======== RECORDS SHOWN
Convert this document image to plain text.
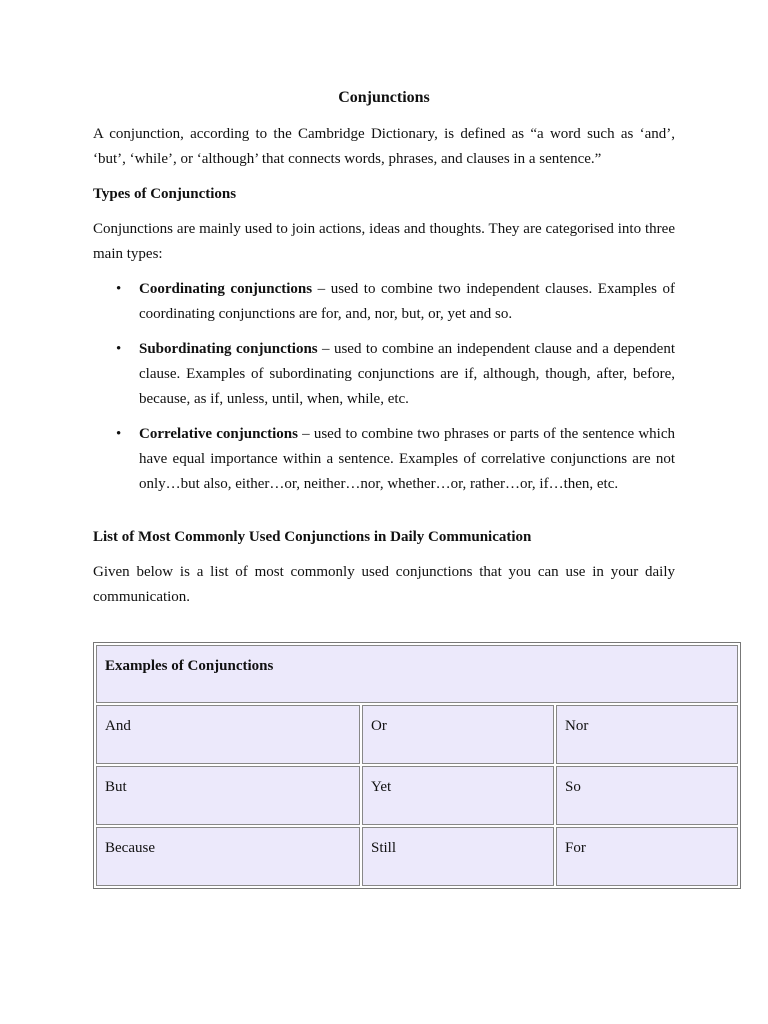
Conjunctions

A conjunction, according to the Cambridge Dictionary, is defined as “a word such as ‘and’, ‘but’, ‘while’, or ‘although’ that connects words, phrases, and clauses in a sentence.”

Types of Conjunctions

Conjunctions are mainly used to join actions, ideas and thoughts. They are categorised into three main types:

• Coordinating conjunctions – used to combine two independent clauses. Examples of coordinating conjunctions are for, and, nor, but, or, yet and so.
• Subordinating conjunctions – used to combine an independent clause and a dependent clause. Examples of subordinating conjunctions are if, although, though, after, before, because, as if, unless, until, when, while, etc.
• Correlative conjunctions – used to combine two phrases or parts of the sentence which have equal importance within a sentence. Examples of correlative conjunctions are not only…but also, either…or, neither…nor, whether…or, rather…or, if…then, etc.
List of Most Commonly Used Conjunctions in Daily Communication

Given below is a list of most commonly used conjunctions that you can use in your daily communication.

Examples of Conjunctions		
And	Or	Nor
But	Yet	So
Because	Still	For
================
▶ [STATED EXERCISE]
Restate the listing above word for word, and skip the pictures.

▶ [REPLY TO THE EXERCISE]
Convert this document image to plain text.
Conjunctions

A conjunction, according to the Cambridge Dictionary, is defined as “a word such as ‘and’, ‘but’, ‘while’, or ‘although’ that connects words, phrases, and clauses in a sentence.”

Types of Conjunctions

Conjunctions are mainly used to join actions, ideas and thoughts. They are categorised into three main types:

• Coordinating conjunctions – used to combine two independent clauses. Examples of coordinating conjunctions are for, and, nor, but, or, yet and so.
• Subordinating conjunctions – used to combine an independent clause and a dependent clause. Examples of subordinating conjunctions are if, although, though, after, before, because, as if, unless, until, when, while, etc.
• Correlative conjunctions – used to combine two phrases or parts of the sentence which have equal importance within a sentence. Examples of correlative conjunctions are not only…but also, either…or, neither…nor, whether…or, rather…or, if…then, etc.
List of Most Commonly Used Conjunctions in Daily Communication

Given below is a list of most commonly used conjunctions that you can use in your daily communication.

Examples of Conjunctions		
And	Or	Nor
But	Yet	So
Because	Still	For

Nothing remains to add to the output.